■ **PROBLEM DETAILS**:
In the material below, find all lines with the string "Predicted" and copy them.
┄┄┄┄┄┄
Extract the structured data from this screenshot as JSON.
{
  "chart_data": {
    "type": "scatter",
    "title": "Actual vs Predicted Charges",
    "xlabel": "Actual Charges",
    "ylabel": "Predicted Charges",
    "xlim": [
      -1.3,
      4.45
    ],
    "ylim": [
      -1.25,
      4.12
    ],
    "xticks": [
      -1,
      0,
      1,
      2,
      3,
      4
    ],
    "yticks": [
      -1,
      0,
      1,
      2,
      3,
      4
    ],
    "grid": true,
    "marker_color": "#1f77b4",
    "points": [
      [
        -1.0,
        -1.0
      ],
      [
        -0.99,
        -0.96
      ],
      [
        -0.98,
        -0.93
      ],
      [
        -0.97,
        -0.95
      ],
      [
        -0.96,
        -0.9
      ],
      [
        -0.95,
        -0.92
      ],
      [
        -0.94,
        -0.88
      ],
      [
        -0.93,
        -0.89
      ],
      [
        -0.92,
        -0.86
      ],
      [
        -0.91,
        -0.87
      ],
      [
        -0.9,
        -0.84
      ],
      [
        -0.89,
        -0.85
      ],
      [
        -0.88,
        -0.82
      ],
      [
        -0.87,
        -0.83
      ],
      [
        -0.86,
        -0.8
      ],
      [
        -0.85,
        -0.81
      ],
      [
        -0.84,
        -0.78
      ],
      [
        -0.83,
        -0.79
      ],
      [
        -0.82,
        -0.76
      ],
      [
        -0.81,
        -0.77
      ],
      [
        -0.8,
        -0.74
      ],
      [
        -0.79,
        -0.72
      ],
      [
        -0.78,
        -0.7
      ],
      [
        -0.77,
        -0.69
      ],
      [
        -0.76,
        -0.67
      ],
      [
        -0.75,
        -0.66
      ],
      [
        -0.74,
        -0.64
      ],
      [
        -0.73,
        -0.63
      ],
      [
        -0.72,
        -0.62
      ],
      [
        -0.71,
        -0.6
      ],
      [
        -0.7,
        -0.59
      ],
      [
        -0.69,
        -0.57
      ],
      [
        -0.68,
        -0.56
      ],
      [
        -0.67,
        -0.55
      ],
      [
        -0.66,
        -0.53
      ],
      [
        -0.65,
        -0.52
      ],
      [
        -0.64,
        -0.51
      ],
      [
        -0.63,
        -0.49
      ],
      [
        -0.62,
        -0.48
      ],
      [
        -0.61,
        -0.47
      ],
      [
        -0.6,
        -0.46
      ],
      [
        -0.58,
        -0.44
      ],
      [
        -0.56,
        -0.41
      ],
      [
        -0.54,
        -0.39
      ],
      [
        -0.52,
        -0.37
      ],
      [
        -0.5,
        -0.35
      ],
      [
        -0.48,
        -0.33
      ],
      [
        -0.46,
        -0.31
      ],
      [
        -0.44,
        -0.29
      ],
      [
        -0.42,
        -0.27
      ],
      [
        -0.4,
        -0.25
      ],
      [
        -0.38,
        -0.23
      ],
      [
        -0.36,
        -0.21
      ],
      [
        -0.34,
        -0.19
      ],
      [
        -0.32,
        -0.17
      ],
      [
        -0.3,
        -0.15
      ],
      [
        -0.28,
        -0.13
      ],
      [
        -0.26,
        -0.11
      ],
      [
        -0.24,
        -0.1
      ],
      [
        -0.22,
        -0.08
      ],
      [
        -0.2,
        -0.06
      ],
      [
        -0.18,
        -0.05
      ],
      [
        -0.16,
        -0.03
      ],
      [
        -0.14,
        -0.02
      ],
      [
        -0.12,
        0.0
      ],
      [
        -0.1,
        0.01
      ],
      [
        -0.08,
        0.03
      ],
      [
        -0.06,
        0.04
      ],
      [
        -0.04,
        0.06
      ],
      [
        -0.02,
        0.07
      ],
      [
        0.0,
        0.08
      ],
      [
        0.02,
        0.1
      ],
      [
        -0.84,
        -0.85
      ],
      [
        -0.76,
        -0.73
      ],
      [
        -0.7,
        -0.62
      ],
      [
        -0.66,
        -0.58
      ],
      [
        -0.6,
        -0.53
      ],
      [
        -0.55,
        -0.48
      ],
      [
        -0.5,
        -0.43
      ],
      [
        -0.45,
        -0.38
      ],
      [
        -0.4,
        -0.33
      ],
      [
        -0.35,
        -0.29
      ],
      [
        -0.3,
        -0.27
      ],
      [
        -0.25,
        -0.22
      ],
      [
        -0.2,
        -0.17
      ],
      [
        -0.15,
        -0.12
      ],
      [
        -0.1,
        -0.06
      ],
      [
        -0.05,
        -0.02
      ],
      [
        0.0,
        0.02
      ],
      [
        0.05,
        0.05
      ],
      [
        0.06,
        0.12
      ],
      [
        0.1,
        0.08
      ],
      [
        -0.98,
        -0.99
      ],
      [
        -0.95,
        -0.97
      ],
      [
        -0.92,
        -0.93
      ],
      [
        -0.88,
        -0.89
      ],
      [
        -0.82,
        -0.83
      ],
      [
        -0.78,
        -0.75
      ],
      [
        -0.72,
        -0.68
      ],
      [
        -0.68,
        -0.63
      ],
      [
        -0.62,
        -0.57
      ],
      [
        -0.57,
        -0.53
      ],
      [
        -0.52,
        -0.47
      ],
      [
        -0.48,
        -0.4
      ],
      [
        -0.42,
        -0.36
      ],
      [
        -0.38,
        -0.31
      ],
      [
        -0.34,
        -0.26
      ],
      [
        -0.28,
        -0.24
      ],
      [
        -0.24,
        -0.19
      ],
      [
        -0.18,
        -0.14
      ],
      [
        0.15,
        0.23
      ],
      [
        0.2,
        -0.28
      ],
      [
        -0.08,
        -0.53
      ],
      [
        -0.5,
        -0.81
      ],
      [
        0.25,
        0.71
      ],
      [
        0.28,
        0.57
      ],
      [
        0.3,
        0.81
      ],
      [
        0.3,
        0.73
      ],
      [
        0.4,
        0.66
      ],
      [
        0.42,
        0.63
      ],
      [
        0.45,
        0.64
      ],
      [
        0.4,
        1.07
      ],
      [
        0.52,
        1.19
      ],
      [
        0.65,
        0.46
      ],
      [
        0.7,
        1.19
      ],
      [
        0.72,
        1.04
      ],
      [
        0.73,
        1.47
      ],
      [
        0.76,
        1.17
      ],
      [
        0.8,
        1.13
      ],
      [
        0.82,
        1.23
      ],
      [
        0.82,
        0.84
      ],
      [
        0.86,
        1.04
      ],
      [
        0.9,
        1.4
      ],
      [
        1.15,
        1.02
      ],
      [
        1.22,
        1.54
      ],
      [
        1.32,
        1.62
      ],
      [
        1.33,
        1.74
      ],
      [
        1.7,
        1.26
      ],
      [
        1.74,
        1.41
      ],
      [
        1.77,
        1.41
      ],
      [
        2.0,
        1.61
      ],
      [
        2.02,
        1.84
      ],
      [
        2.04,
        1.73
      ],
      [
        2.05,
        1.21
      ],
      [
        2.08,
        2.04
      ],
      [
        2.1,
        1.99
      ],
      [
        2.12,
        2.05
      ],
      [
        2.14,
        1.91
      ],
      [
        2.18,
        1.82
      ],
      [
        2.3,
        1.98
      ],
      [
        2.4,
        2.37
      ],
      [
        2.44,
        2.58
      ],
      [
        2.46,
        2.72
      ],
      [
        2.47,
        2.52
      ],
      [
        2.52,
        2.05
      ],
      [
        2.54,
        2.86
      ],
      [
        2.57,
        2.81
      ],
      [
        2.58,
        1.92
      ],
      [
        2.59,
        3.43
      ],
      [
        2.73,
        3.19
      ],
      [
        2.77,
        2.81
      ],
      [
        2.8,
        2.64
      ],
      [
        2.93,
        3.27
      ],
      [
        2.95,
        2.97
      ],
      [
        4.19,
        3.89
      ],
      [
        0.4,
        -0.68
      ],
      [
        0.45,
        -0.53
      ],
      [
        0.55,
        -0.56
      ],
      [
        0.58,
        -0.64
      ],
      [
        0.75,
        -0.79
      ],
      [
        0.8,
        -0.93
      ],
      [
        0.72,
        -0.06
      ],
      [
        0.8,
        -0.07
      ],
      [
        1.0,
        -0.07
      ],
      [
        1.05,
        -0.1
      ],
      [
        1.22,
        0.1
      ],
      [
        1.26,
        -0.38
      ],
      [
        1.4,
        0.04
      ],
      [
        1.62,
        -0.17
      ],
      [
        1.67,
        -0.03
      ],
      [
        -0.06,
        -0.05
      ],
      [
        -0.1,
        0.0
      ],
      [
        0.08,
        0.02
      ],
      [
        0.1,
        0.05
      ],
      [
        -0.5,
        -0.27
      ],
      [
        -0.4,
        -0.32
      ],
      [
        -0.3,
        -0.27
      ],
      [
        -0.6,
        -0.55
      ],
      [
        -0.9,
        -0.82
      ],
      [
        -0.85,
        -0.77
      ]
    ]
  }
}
┄┄┄┄┄┄
■ **FULL OUTPUT**:
    "title": "Actual vs Predicted Charges",
    "ylabel": "Predicted Charges",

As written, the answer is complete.